:: RECORDS FOR THIS EXERCISE
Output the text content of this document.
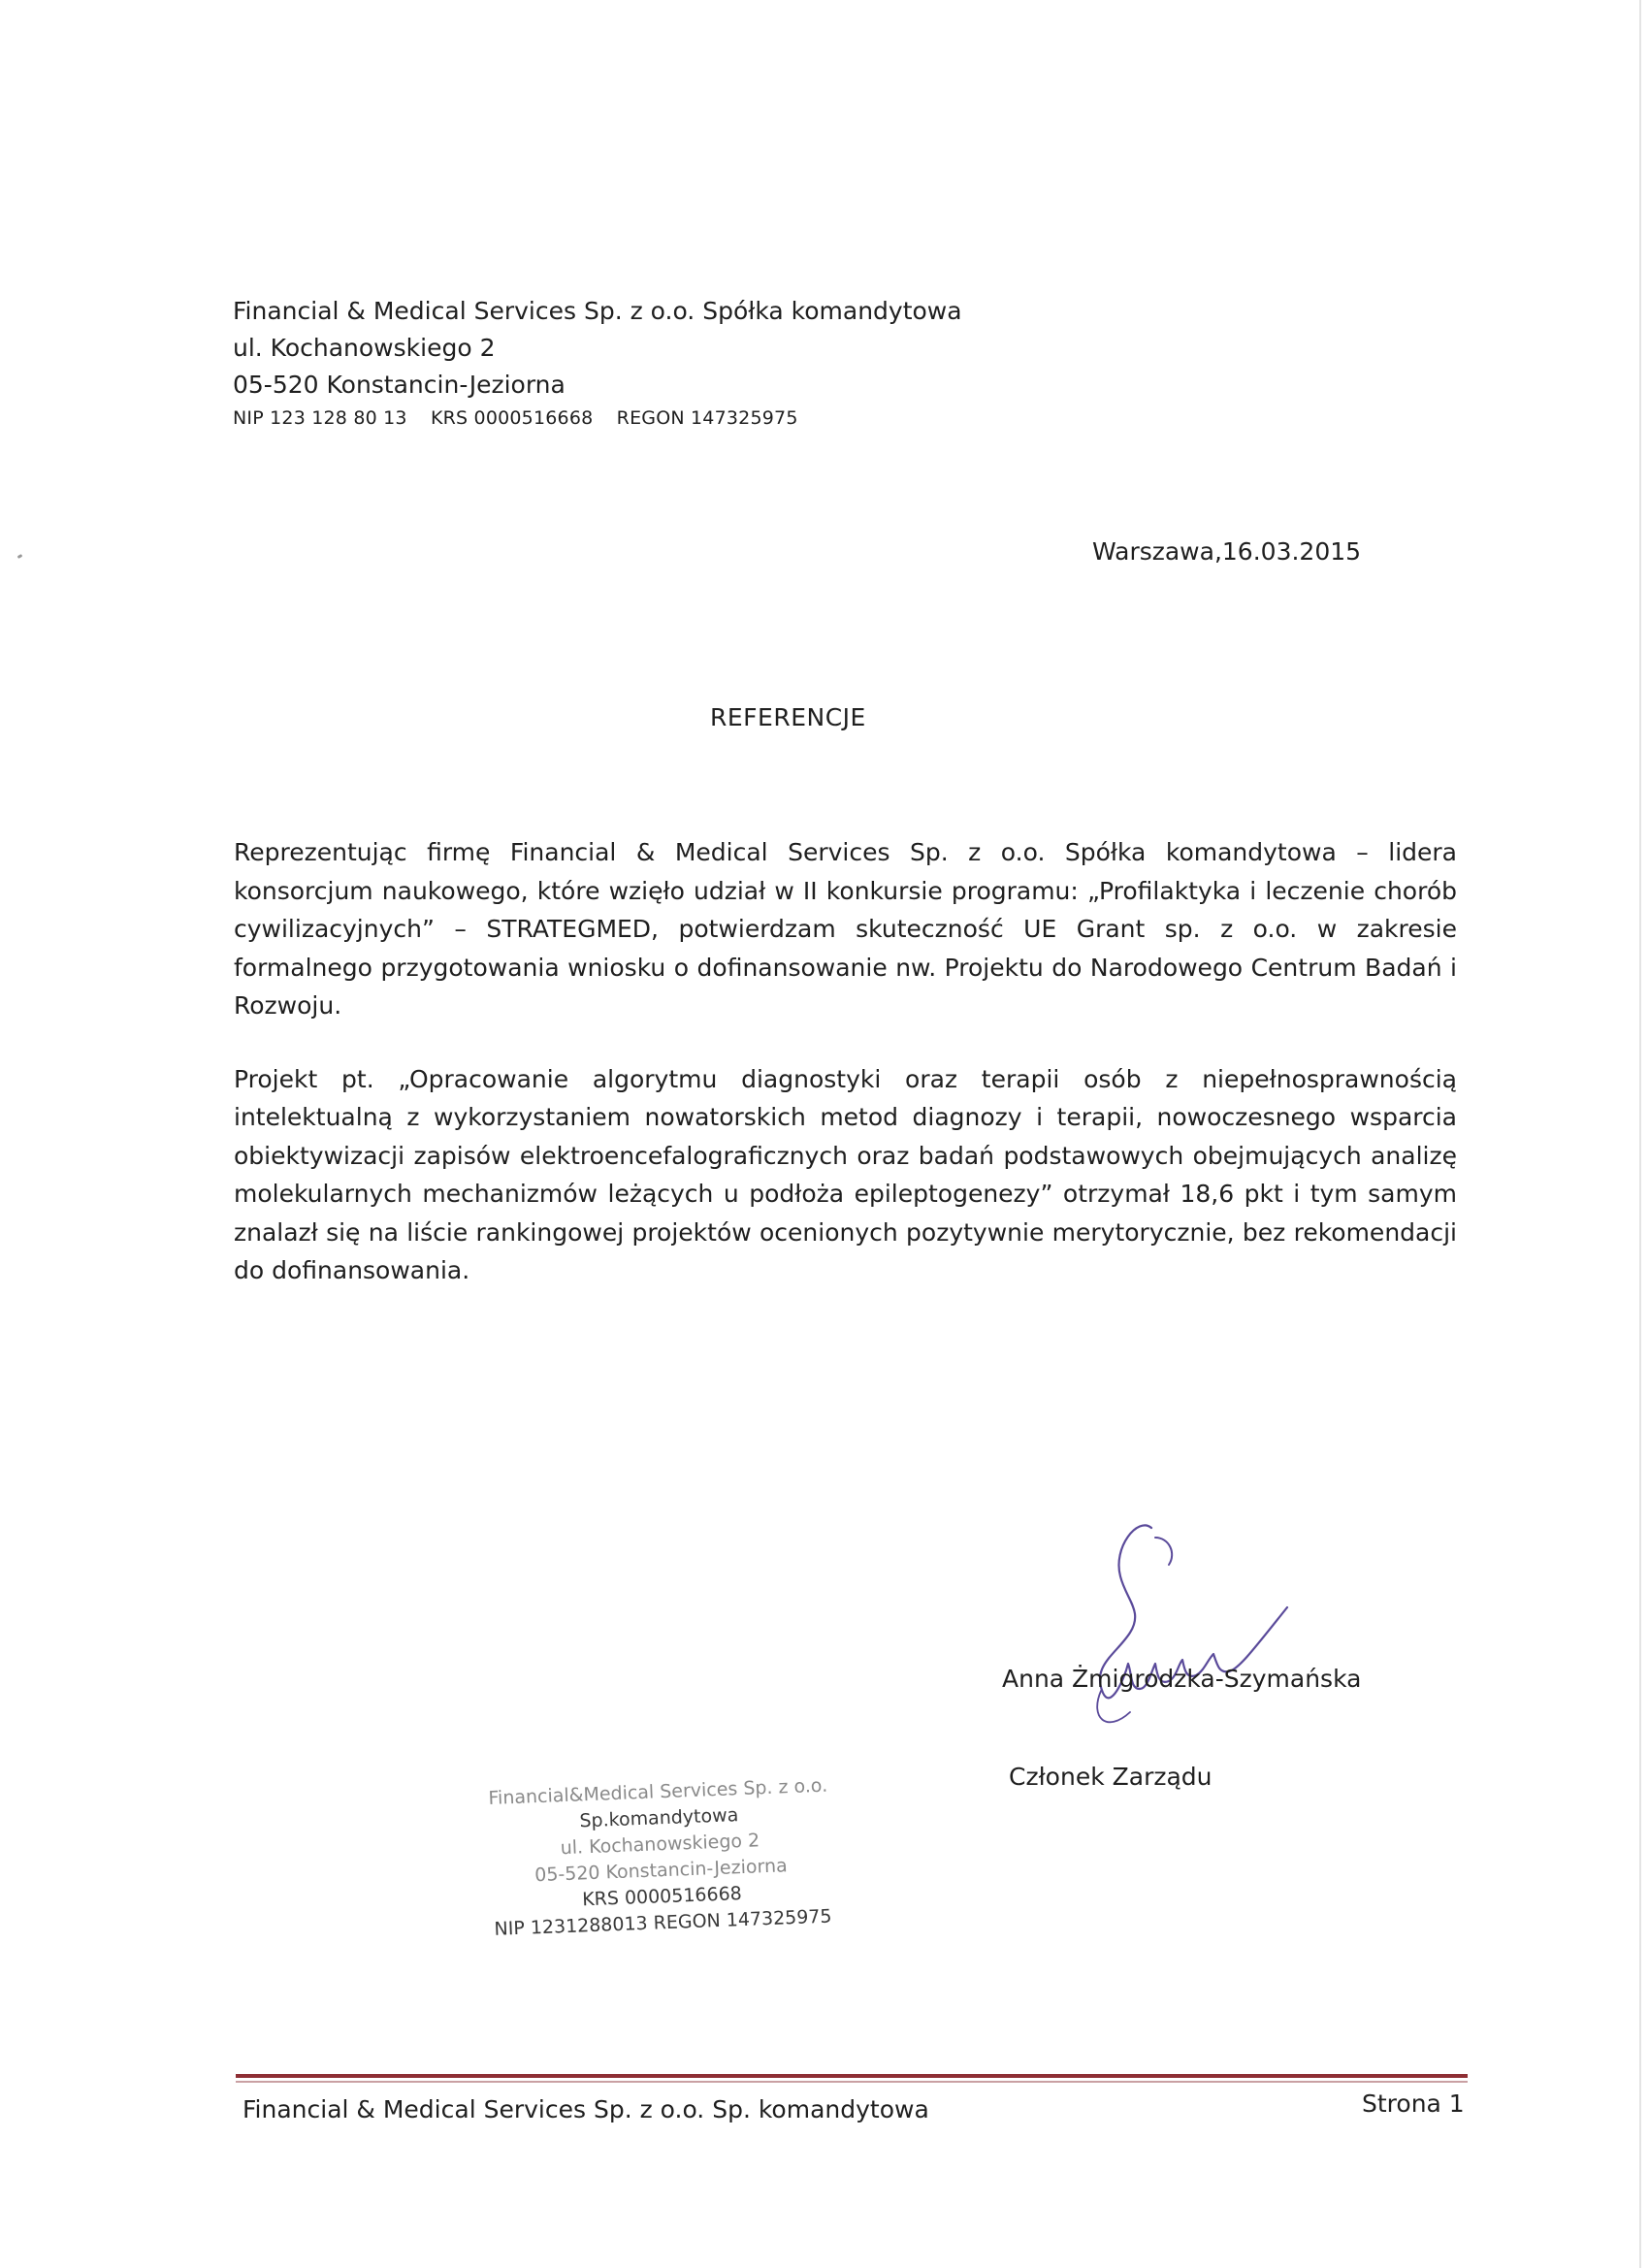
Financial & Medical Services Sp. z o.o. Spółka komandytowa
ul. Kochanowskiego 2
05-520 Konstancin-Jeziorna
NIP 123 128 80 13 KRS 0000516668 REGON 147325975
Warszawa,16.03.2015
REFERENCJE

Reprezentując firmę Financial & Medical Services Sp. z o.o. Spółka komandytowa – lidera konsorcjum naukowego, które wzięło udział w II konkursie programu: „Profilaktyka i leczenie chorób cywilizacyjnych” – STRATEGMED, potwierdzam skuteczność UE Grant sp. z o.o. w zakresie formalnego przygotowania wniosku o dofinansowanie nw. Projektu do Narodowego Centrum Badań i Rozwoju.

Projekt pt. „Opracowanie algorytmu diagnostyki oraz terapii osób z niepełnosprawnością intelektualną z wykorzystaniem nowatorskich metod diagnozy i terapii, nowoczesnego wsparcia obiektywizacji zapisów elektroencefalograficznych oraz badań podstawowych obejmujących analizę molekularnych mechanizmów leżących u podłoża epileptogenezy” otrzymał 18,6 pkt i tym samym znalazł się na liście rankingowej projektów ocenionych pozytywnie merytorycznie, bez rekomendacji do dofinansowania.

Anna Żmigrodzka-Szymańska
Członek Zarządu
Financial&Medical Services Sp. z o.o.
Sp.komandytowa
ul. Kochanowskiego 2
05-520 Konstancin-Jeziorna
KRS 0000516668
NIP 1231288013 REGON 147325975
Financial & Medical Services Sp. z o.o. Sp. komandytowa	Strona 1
::::
CHALLENGE → Go through the material above and print all of it exactly, except the pictures.

OUTPUT FOR THIS TASK →
Output the text content of this document.
Financial & Medical Services Sp. z o.o. Spółka komandytowa
ul. Kochanowskiego 2
05-520 Konstancin-Jeziorna
NIP 123 128 80 13 KRS 0000516668 REGON 147325975
Warszawa,16.03.2015
REFERENCJE

Reprezentując firmę Financial & Medical Services Sp. z o.o. Spółka komandytowa – lidera konsorcjum naukowego, które wzięło udział w II konkursie programu: „Profilaktyka i leczenie chorób cywilizacyjnych” – STRATEGMED, potwierdzam skuteczność UE Grant sp. z o.o. w zakresie formalnego przygotowania wniosku o dofinansowanie nw. Projektu do Narodowego Centrum Badań i Rozwoju.

Projekt pt. „Opracowanie algorytmu diagnostyki oraz terapii osób z niepełnosprawnością intelektualną z wykorzystaniem nowatorskich metod diagnozy i terapii, nowoczesnego wsparcia obiektywizacji zapisów elektroencefalograficznych oraz badań podstawowych obejmujących analizę molekularnych mechanizmów leżących u podłoża epileptogenezy” otrzymał 18,6 pkt i tym samym znalazł się na liście rankingowej projektów ocenionych pozytywnie merytorycznie, bez rekomendacji do dofinansowania.

Anna Żmigrodzka-Szymańska
Członek Zarządu
Financial&Medical Services Sp. z o.o.
Sp.komandytowa
ul. Kochanowskiego 2
05-520 Konstancin-Jeziorna
KRS 0000516668
NIP 1231288013 REGON 147325975
Financial & Medical Services Sp. z o.o. Sp. komandytowa	Strona 1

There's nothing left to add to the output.